• **Figure contents as structured data**

┄┄┄┄┄┄┄┄┄┄

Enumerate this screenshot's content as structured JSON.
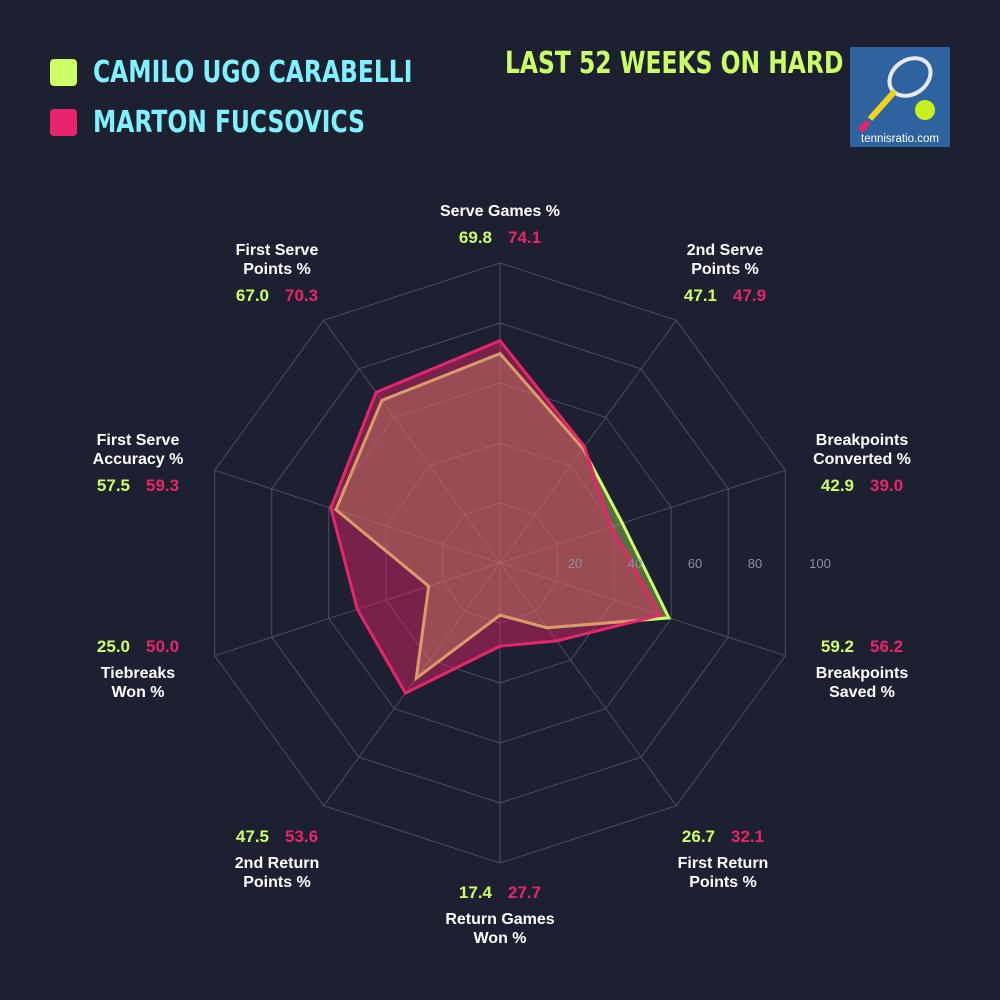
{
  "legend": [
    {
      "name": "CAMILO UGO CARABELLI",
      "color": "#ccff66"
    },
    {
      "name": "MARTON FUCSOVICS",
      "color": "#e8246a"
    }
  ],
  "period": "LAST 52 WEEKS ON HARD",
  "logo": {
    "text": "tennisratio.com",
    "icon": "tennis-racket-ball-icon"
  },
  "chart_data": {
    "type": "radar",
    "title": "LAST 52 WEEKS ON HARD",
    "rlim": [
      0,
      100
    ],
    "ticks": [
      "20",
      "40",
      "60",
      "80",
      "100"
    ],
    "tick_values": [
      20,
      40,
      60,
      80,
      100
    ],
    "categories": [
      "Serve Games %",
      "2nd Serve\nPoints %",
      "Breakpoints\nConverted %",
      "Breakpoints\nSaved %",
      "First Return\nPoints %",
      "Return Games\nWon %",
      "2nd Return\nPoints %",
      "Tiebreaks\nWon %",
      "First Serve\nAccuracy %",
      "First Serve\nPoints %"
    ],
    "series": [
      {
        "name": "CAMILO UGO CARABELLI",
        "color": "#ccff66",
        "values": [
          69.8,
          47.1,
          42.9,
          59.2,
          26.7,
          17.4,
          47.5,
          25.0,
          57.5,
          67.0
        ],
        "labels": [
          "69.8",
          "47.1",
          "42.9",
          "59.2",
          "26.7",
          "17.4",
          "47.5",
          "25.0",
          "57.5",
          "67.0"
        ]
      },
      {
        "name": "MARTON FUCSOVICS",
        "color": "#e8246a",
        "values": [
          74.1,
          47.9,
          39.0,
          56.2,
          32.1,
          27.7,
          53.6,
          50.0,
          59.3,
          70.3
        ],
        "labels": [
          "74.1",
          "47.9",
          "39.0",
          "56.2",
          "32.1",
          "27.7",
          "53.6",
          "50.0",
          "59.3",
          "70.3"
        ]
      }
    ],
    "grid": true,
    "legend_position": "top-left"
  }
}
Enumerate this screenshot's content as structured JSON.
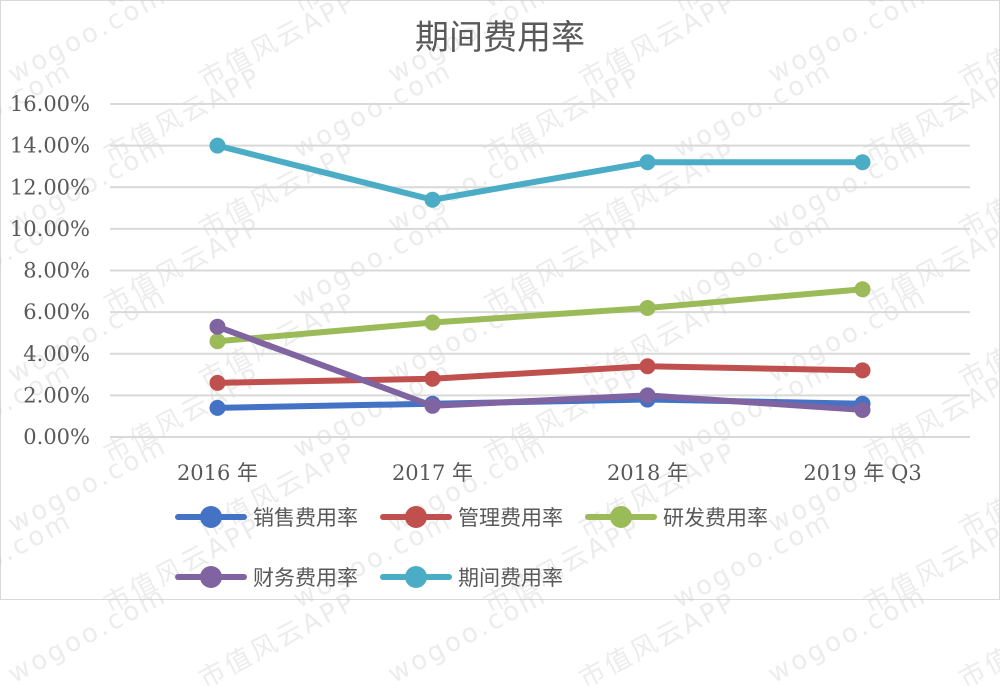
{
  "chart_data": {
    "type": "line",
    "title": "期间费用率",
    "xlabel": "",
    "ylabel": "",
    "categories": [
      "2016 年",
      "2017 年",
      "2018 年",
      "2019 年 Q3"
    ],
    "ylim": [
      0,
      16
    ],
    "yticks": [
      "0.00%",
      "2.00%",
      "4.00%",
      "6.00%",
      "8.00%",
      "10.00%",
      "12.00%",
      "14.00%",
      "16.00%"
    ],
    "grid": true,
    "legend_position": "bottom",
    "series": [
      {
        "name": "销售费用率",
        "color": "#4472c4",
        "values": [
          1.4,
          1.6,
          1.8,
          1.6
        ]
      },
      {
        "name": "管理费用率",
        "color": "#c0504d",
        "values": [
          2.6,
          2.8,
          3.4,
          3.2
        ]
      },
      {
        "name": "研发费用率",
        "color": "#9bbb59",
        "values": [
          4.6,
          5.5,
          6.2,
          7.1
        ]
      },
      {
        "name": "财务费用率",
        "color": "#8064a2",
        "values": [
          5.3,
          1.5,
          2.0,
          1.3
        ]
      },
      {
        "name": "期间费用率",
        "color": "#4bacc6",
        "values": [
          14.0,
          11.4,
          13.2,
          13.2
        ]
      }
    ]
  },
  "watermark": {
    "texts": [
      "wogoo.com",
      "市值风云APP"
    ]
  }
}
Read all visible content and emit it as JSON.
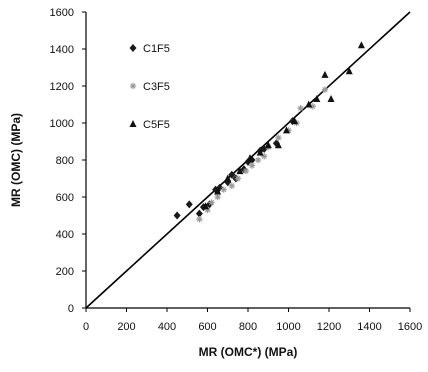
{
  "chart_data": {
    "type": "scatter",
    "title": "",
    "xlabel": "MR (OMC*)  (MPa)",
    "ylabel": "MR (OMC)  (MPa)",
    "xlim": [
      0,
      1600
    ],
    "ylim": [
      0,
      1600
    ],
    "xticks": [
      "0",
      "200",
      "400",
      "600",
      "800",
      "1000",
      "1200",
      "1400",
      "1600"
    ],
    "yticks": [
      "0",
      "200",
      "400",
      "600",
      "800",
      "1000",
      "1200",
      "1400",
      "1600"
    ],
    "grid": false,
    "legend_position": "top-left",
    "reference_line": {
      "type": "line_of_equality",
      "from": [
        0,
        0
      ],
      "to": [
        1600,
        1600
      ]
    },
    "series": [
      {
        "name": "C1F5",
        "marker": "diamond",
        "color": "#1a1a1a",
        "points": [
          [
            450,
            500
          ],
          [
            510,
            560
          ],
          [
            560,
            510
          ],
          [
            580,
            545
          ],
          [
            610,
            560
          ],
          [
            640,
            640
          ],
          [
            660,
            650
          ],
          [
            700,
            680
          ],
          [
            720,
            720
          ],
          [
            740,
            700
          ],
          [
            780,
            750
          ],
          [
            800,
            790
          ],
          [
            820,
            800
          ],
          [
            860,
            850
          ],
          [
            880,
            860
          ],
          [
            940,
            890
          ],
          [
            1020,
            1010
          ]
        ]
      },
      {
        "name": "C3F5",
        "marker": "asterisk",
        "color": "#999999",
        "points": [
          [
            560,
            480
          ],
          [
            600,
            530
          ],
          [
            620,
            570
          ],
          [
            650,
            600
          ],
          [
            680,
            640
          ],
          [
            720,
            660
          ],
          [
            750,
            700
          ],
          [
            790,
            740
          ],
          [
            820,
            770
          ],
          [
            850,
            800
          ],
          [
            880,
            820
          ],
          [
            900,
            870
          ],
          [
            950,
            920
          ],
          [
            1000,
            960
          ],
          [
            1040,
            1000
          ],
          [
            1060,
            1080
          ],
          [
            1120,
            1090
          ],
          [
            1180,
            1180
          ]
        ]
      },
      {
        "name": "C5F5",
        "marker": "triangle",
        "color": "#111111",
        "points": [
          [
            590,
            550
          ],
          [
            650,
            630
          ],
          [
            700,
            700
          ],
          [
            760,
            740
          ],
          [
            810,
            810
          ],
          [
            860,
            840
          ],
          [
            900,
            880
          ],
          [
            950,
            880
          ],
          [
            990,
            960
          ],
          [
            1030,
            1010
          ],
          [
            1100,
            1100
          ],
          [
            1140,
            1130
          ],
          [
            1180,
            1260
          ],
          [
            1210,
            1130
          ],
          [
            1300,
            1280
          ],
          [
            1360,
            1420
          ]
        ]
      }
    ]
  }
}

┄┄┄┄┄┄┄┄┄┄

• **YOUR GOAL**
Write out the records above exactly as they stand, leaving out every picture.

• **RESULT**
Enumerate this screenshot's content as structured JSON.
{
  "legend": [
    {
      "name": "CAMILO UGO CARABELLI",
      "color": "#ccff66"
    },
    {
      "name": "MARTON FUCSOVICS",
      "color": "#e8246a"
    }
  ],
  "period": "LAST 52 WEEKS ON HARD",
  "logo": {
    "text": "tennisratio.com",
    "icon": "tennis-racket-ball-icon"
  },
  "chart_data": {
    "type": "radar",
    "title": "LAST 52 WEEKS ON HARD",
    "rlim": [
      0,
      100
    ],
    "ticks": [
      "20",
      "40",
      "60",
      "80",
      "100"
    ],
    "tick_values": [
      20,
      40,
      60,
      80,
      100
    ],
    "categories": [
      "Serve Games %",
      "2nd Serve\nPoints %",
      "Breakpoints\nConverted %",
      "Breakpoints\nSaved %",
      "First Return\nPoints %",
      "Return Games\nWon %",
      "2nd Return\nPoints %",
      "Tiebreaks\nWon %",
      "First Serve\nAccuracy %",
      "First Serve\nPoints %"
    ],
    "series": [
      {
        "name": "CAMILO UGO CARABELLI",
        "color": "#ccff66",
        "values": [
          69.8,
          47.1,
          42.9,
          59.2,
          26.7,
          17.4,
          47.5,
          25.0,
          57.5,
          67.0
        ],
        "labels": [
          "69.8",
          "47.1",
          "42.9",
          "59.2",
          "26.7",
          "17.4",
          "47.5",
          "25.0",
          "57.5",
          "67.0"
        ]
      },
      {
        "name": "MARTON FUCSOVICS",
        "color": "#e8246a",
        "values": [
          74.1,
          47.9,
          39.0,
          56.2,
          32.1,
          27.7,
          53.6,
          50.0,
          59.3,
          70.3
        ],
        "labels": [
          "74.1",
          "47.9",
          "39.0",
          "56.2",
          "32.1",
          "27.7",
          "53.6",
          "50.0",
          "59.3",
          "70.3"
        ]
      }
    ],
    "grid": true,
    "legend_position": "top-left"
  }
}
Enumerate this screenshot's content as structured JSON.
{
  "chart_data": {
    "type": "line",
    "title": "期间费用率",
    "xlabel": "",
    "ylabel": "",
    "categories": [
      "2016 年",
      "2017 年",
      "2018 年",
      "2019 年 Q3"
    ],
    "ylim": [
      0,
      16
    ],
    "yticks": [
      "0.00%",
      "2.00%",
      "4.00%",
      "6.00%",
      "8.00%",
      "10.00%",
      "12.00%",
      "14.00%",
      "16.00%"
    ],
    "grid": true,
    "legend_position": "bottom",
    "series": [
      {
        "name": "销售费用率",
        "color": "#4472c4",
        "values": [
          1.4,
          1.6,
          1.8,
          1.6
        ]
      },
      {
        "name": "管理费用率",
        "color": "#c0504d",
        "values": [
          2.6,
          2.8,
          3.4,
          3.2
        ]
      },
      {
        "name": "研发费用率",
        "color": "#9bbb59",
        "values": [
          4.6,
          5.5,
          6.2,
          7.1
        ]
      },
      {
        "name": "财务费用率",
        "color": "#8064a2",
        "values": [
          5.3,
          1.5,
          2.0,
          1.3
        ]
      },
      {
        "name": "期间费用率",
        "color": "#4bacc6",
        "values": [
          14.0,
          11.4,
          13.2,
          13.2
        ]
      }
    ]
  },
  "watermark": {
    "texts": [
      "wogoo.com",
      "市值风云APP"
    ]
  }
}
Read all visible content and emit it as JSON.
{
  "chart_data": {
    "type": "scatter",
    "title": "",
    "xlabel": "MR (OMC*)  (MPa)",
    "ylabel": "MR (OMC)  (MPa)",
    "xlim": [
      0,
      1600
    ],
    "ylim": [
      0,
      1600
    ],
    "xticks": [
      "0",
      "200",
      "400",
      "600",
      "800",
      "1000",
      "1200",
      "1400",
      "1600"
    ],
    "yticks": [
      "0",
      "200",
      "400",
      "600",
      "800",
      "1000",
      "1200",
      "1400",
      "1600"
    ],
    "grid": false,
    "legend_position": "top-left",
    "reference_line": {
      "type": "line_of_equality",
      "from": [
        0,
        0
      ],
      "to": [
        1600,
        1600
      ]
    },
    "series": [
      {
        "name": "C1F5",
        "marker": "diamond",
        "color": "#1a1a1a",
        "points": [
          [
            450,
            500
          ],
          [
            510,
            560
          ],
          [
            560,
            510
          ],
          [
            580,
            545
          ],
          [
            610,
            560
          ],
          [
            640,
            640
          ],
          [
            660,
            650
          ],
          [
            700,
            680
          ],
          [
            720,
            720
          ],
          [
            740,
            700
          ],
          [
            780,
            750
          ],
          [
            800,
            790
          ],
          [
            820,
            800
          ],
          [
            860,
            850
          ],
          [
            880,
            860
          ],
          [
            940,
            890
          ],
          [
            1020,
            1010
          ]
        ]
      },
      {
        "name": "C3F5",
        "marker": "asterisk",
        "color": "#999999",
        "points": [
          [
            560,
            480
          ],
          [
            600,
            530
          ],
          [
            620,
            570
          ],
          [
            650,
            600
          ],
          [
            680,
            640
          ],
          [
            720,
            660
          ],
          [
            750,
            700
          ],
          [
            790,
            740
          ],
          [
            820,
            770
          ],
          [
            850,
            800
          ],
          [
            880,
            820
          ],
          [
            900,
            870
          ],
          [
            950,
            920
          ],
          [
            1000,
            960
          ],
          [
            1040,
            1000
          ],
          [
            1060,
            1080
          ],
          [
            1120,
            1090
          ],
          [
            1180,
            1180
          ]
        ]
      },
      {
        "name": "C5F5",
        "marker": "triangle",
        "color": "#111111",
        "points": [
          [
            590,
            550
          ],
          [
            650,
            630
          ],
          [
            700,
            700
          ],
          [
            760,
            740
          ],
          [
            810,
            810
          ],
          [
            860,
            840
          ],
          [
            900,
            880
          ],
          [
            950,
            880
          ],
          [
            990,
            960
          ],
          [
            1030,
            1010
          ],
          [
            1100,
            1100
          ],
          [
            1140,
            1130
          ],
          [
            1180,
            1260
          ],
          [
            1210,
            1130
          ],
          [
            1300,
            1280
          ],
          [
            1360,
            1420
          ]
        ]
      }
    ]
  }
}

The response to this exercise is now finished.